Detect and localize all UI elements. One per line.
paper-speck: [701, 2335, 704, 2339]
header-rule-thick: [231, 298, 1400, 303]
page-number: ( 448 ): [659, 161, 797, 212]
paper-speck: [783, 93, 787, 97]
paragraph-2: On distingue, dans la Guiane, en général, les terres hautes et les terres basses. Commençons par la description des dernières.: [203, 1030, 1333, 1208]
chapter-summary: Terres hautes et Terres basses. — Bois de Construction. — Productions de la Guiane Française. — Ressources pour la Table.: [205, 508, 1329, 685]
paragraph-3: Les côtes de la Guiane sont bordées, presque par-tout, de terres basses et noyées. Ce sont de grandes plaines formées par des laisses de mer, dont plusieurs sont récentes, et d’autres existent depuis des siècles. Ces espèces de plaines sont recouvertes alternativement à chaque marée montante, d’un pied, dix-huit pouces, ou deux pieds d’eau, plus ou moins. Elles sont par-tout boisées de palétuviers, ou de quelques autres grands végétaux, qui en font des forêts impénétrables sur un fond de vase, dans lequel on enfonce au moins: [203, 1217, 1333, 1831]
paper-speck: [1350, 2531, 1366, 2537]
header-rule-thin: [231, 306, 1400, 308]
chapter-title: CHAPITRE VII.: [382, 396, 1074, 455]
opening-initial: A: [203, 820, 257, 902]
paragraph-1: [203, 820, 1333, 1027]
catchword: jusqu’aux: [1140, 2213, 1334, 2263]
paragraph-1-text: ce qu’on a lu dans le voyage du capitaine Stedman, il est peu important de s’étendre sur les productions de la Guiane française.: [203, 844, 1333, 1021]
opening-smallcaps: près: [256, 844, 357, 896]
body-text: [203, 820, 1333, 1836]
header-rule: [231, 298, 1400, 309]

AIM OF THE TASK
Copy every line of the data above word for word.

EXPECTED ANSWER
Detect and localize all UI elements. One per line.
paper-speck: [701, 2335, 704, 2339]
header-rule-thick: [231, 298, 1400, 303]
page-number: ( 448 ): [659, 161, 797, 212]
paper-speck: [783, 93, 787, 97]
paragraph-2: On distingue, dans la Guiane, en général, les terres hautes et les terres basses. Commençons par la description des dernières.: [203, 1030, 1333, 1208]
chapter-summary: Terres hautes et Terres basses. — Bois de Construction. — Productions de la Guiane Française. — Ressources pour la Table.: [205, 508, 1329, 685]
paragraph-3: Les côtes de la Guiane sont bordées, presque par-tout, de terres basses et noyées. Ce sont de grandes plaines formées par des laisses de mer, dont plusieurs sont récentes, et d’autres existent depuis des siècles. Ces espèces de plaines sont recouvertes alternativement à chaque marée montante, d’un pied, dix-huit pouces, ou deux pieds d’eau, plus ou moins. Elles sont par-tout boisées de palétuviers, ou de quelques autres grands végétaux, qui en font des forêts impénétrables sur un fond de vase, dans lequel on enfonce au moins: [203, 1217, 1333, 1831]
paper-speck: [1350, 2531, 1366, 2537]
header-rule-thin: [231, 306, 1400, 308]
chapter-title: CHAPITRE VII.: [382, 396, 1074, 455]
opening-initial: A: [203, 820, 257, 902]
paragraph-1: [203, 820, 1333, 1027]
catchword: jusqu’aux: [1140, 2213, 1334, 2263]
paragraph-1-text: ce qu’on a lu dans le voyage du capitaine Stedman, il est peu important de s’étendre sur les productions de la Guiane française.: [203, 844, 1333, 1021]
opening-smallcaps: près: [256, 844, 357, 896]
body-text: [203, 820, 1333, 1836]
header-rule: [231, 298, 1400, 309]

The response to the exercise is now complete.